## Start

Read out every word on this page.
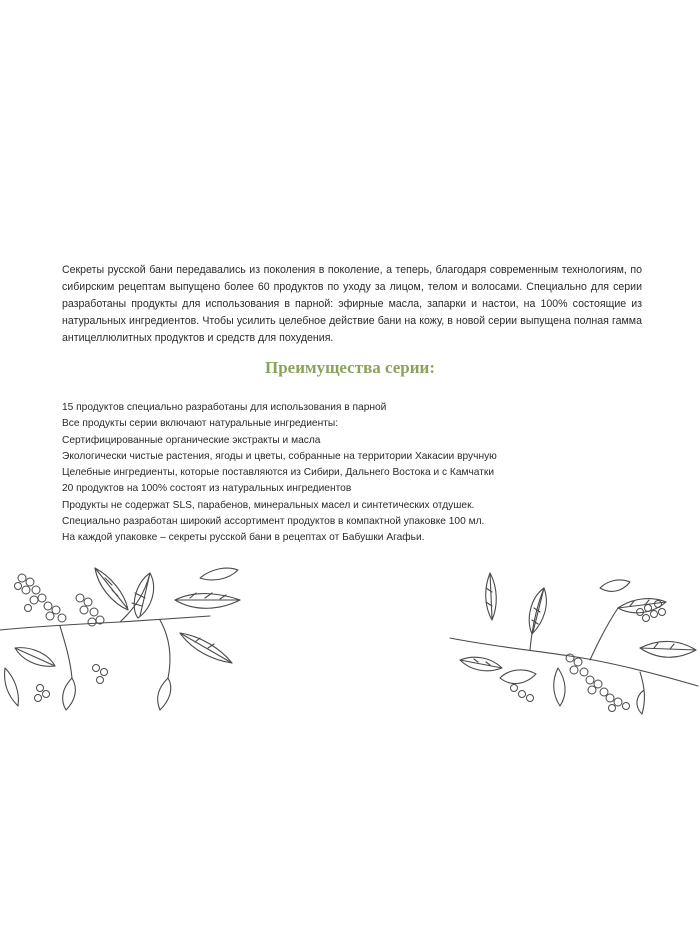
Секреты русской бани передавались из поколения в поколение, а теперь, благодаря современным технологиям, по сибирским рецептам выпущено более 60 продуктов по уходу за лицом, телом и волосами. Специально для серии разработаны продукты для использования в парной: эфирные масла, запарки и настои, на 100% состоящие из натуральных ингредиентов. Чтобы усилить целебное действие бани на кожу, в новой серии выпущена полная гамма антицеллюлитных продуктов и средств для похудения.

Преимущества серии:
15 продуктов специально разработаны для использования в парной
Все продукты серии включают натуральные ингредиенты:
Сертифицированные органические экстракты и масла
Экологически чистые растения, ягоды и цветы, собранные на территории Хакасии вручную
Целебные ингредиенты, которые поставляются из Сибири, Дальнего Востока и с Камчатки
20 продуктов на 100% состоят из натуральных ингредиентов
Продукты не содержат SLS, парабенов, минеральных масел и синтетических отдушек.
Специально разработан широкий ассортимент продуктов в компактной упаковке 100 мл.
На каждой упаковке – секреты русской бани в рецептах от Бабушки Агафьи.
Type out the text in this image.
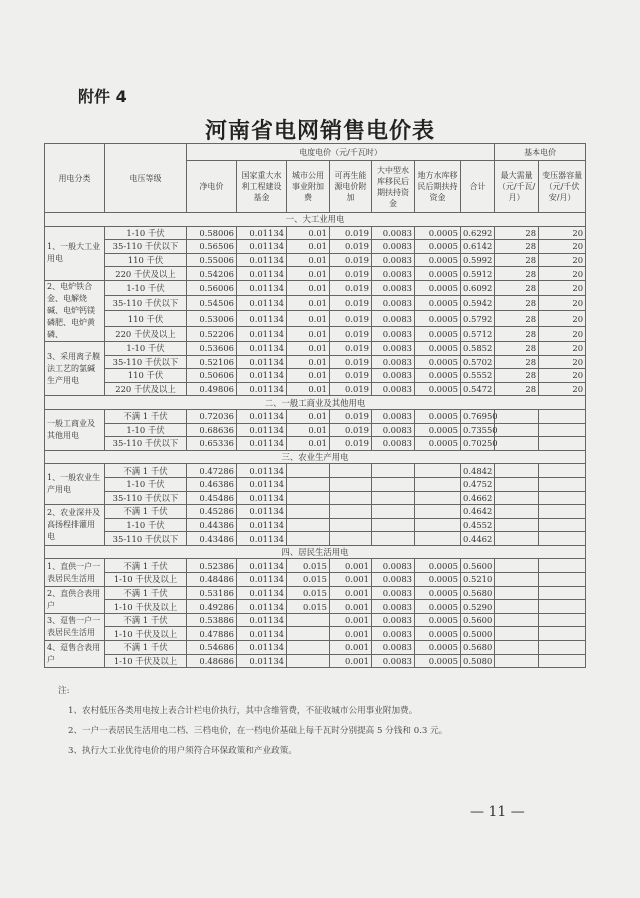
附件 4
河南省电网销售电价表
用电分类	电压等级	电度电价（元/千瓦时）							基本电价	
		净电价	国家重大水利工程建设基金	城市公用事业附加费	可再生能源电价附加	大中型水库移民后期扶持资金	地方水库移民后期扶持资金	合计	最大需量（元/千瓦/月）	变压器容量（元/千伏安/月）
一、大工业用电										
1、一般大工业用电	1-10 千伏	0.58006	0.01134	0.01	0.019	0.0083	0.0005	0.6292	28	20
	35-110 千伏以下	0.56506	0.01134	0.01	0.019	0.0083	0.0005	0.6142	28	20
	110 千伏	0.55006	0.01134	0.01	0.019	0.0083	0.0005	0.5992	28	20
	220 千伏及以上	0.54206	0.01134	0.01	0.019	0.0083	0.0005	0.5912	28	20
2、电炉铁合金、电解烧碱、电炉钙镁磷肥、电炉黄磷、	1-10 千伏	0.56006	0.01134	0.01	0.019	0.0083	0.0005	0.6092	28	20
	35-110 千伏以下	0.54506	0.01134	0.01	0.019	0.0083	0.0005	0.5942	28	20
	110 千伏	0.53006	0.01134	0.01	0.019	0.0083	0.0005	0.5792	28	20
	220 千伏及以上	0.52206	0.01134	0.01	0.019	0.0083	0.0005	0.5712	28	20
3、采用离子膜法工艺的氯碱生产用电	1-10 千伏	0.53606	0.01134	0.01	0.019	0.0083	0.0005	0.5852	28	20
	35-110 千伏以下	0.52106	0.01134	0.01	0.019	0.0083	0.0005	0.5702	28	20
	110 千伏	0.50606	0.01134	0.01	0.019	0.0083	0.0005	0.5552	28	20
	220 千伏及以上	0.49806	0.01134	0.01	0.019	0.0083	0.0005	0.5472	28	20
二、一般工商业及其他用电										
一般工商业及其他用电	不满 1 千伏	0.72036	0.01134	0.01	0.019	0.0083	0.0005	0.76950		
	1-10 千伏	0.68636	0.01134	0.01	0.019	0.0083	0.0005	0.73550		
	35-110 千伏以下	0.65336	0.01134	0.01	0.019	0.0083	0.0005	0.70250		
三、农业生产用电										
1、一般农业生产用电	不满 1 千伏	0.47286	0.01134					0.4842		
	1-10 千伏	0.46386	0.01134					0.4752		
	35-110 千伏以下	0.45486	0.01134					0.4662		
2、农业深井及高扬程排灌用电	不满 1 千伏	0.45286	0.01134					0.4642		
	1-10 千伏	0.44386	0.01134					0.4552		
	35-110 千伏以下	0.43486	0.01134					0.4462		
四、居民生活用电										
1、直供一户一表居民生活用	不满 1 千伏	0.52386	0.01134	0.015	0.001	0.0083	0.0005	0.5600		
	1-10 千伏及以上	0.48486	0.01134	0.015	0.001	0.0083	0.0005	0.5210		
2、直供合表用户	不满 1 千伏	0.53186	0.01134	0.015	0.001	0.0083	0.0005	0.5680		
	1-10 千伏及以上	0.49286	0.01134	0.015	0.001	0.0083	0.0005	0.5290		
3、趸售一户一表居民生活用	不满 1 千伏	0.53886	0.01134		0.001	0.0083	0.0005	0.5600		
	1-10 千伏及以上	0.47886	0.01134		0.001	0.0083	0.0005	0.5000		
4、趸售合表用户	不满 1 千伏	0.54686	0.01134		0.001	0.0083	0.0005	0.5680		
	1-10 千伏及以上	0.48686	0.01134		0.001	0.0083	0.0005	0.5080		
注:
1、农村低压各类用电按上表合计栏电价执行，其中含维管费，不征收城市公用事业附加费。
2、一户一表居民生活用电二档、三档电价，在一档电价基础上每千瓦时分别提高 5 分钱和 0.3 元。
3、执行大工业优待电价的用户须符合环保政策和产业政策。
— 11 —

## End

**SHORT TASK**:
Transcribe the material exactly, leaving every picture out.

**THE OUTPUT**:
Read out every word on this page.
Секреты русской бани передавались из поколения в поколение, а теперь, благодаря современным технологиям, по сибирским рецептам выпущено более 60 продуктов по уходу за лицом, телом и волосами. Специально для серии разработаны продукты для использования в парной: эфирные масла, запарки и настои, на 100% состоящие из натуральных ингредиентов. Чтобы усилить целебное действие бани на кожу, в новой серии выпущена полная гамма антицеллюлитных продуктов и средств для похудения.

Преимущества серии:
15 продуктов специально разработаны для использования в парной
Все продукты серии включают натуральные ингредиенты:
Сертифицированные органические экстракты и масла
Экологически чистые растения, ягоды и цветы, собранные на территории Хакасии вручную
Целебные ингредиенты, которые поставляются из Сибири, Дальнего Востока и с Камчатки
20 продуктов на 100% состоят из натуральных ингредиентов
Продукты не содержат SLS, парабенов, минеральных масел и синтетических отдушек.
Специально разработан широкий ассортимент продуктов в компактной упаковке 100 мл.
На каждой упаковке – секреты русской бани в рецептах от Бабушки Агафьи.
Type out the text in this image.
附件 4
河南省电网销售电价表
用电分类	电压等级	电度电价（元/千瓦时）							基本电价	
		净电价	国家重大水利工程建设基金	城市公用事业附加费	可再生能源电价附加	大中型水库移民后期扶持资金	地方水库移民后期扶持资金	合计	最大需量（元/千瓦/月）	变压器容量（元/千伏安/月）
一、大工业用电										
1、一般大工业用电	1-10 千伏	0.58006	0.01134	0.01	0.019	0.0083	0.0005	0.6292	28	20
	35-110 千伏以下	0.56506	0.01134	0.01	0.019	0.0083	0.0005	0.6142	28	20
	110 千伏	0.55006	0.01134	0.01	0.019	0.0083	0.0005	0.5992	28	20
	220 千伏及以上	0.54206	0.01134	0.01	0.019	0.0083	0.0005	0.5912	28	20
2、电炉铁合金、电解烧碱、电炉钙镁磷肥、电炉黄磷、	1-10 千伏	0.56006	0.01134	0.01	0.019	0.0083	0.0005	0.6092	28	20
	35-110 千伏以下	0.54506	0.01134	0.01	0.019	0.0083	0.0005	0.5942	28	20
	110 千伏	0.53006	0.01134	0.01	0.019	0.0083	0.0005	0.5792	28	20
	220 千伏及以上	0.52206	0.01134	0.01	0.019	0.0083	0.0005	0.5712	28	20
3、采用离子膜法工艺的氯碱生产用电	1-10 千伏	0.53606	0.01134	0.01	0.019	0.0083	0.0005	0.5852	28	20
	35-110 千伏以下	0.52106	0.01134	0.01	0.019	0.0083	0.0005	0.5702	28	20
	110 千伏	0.50606	0.01134	0.01	0.019	0.0083	0.0005	0.5552	28	20
	220 千伏及以上	0.49806	0.01134	0.01	0.019	0.0083	0.0005	0.5472	28	20
二、一般工商业及其他用电										
一般工商业及其他用电	不满 1 千伏	0.72036	0.01134	0.01	0.019	0.0083	0.0005	0.76950		
	1-10 千伏	0.68636	0.01134	0.01	0.019	0.0083	0.0005	0.73550		
	35-110 千伏以下	0.65336	0.01134	0.01	0.019	0.0083	0.0005	0.70250		
三、农业生产用电										
1、一般农业生产用电	不满 1 千伏	0.47286	0.01134					0.4842		
	1-10 千伏	0.46386	0.01134					0.4752		
	35-110 千伏以下	0.45486	0.01134					0.4662		
2、农业深井及高扬程排灌用电	不满 1 千伏	0.45286	0.01134					0.4642		
	1-10 千伏	0.44386	0.01134					0.4552		
	35-110 千伏以下	0.43486	0.01134					0.4462		
四、居民生活用电										
1、直供一户一表居民生活用	不满 1 千伏	0.52386	0.01134	0.015	0.001	0.0083	0.0005	0.5600		
	1-10 千伏及以上	0.48486	0.01134	0.015	0.001	0.0083	0.0005	0.5210		
2、直供合表用户	不满 1 千伏	0.53186	0.01134	0.015	0.001	0.0083	0.0005	0.5680		
	1-10 千伏及以上	0.49286	0.01134	0.015	0.001	0.0083	0.0005	0.5290		
3、趸售一户一表居民生活用	不满 1 千伏	0.53886	0.01134		0.001	0.0083	0.0005	0.5600		
	1-10 千伏及以上	0.47886	0.01134		0.001	0.0083	0.0005	0.5000		
4、趸售合表用户	不满 1 千伏	0.54686	0.01134		0.001	0.0083	0.0005	0.5680		
	1-10 千伏及以上	0.48686	0.01134		0.001	0.0083	0.0005	0.5080		
注:
1、农村低压各类用电按上表合计栏电价执行，其中含维管费，不征收城市公用事业附加费。
2、一户一表居民生活用电二档、三档电价，在一档电价基础上每千瓦时分别提高 5 分钱和 0.3 元。
3、执行大工业优待电价的用户须符合环保政策和产业政策。
— 11 —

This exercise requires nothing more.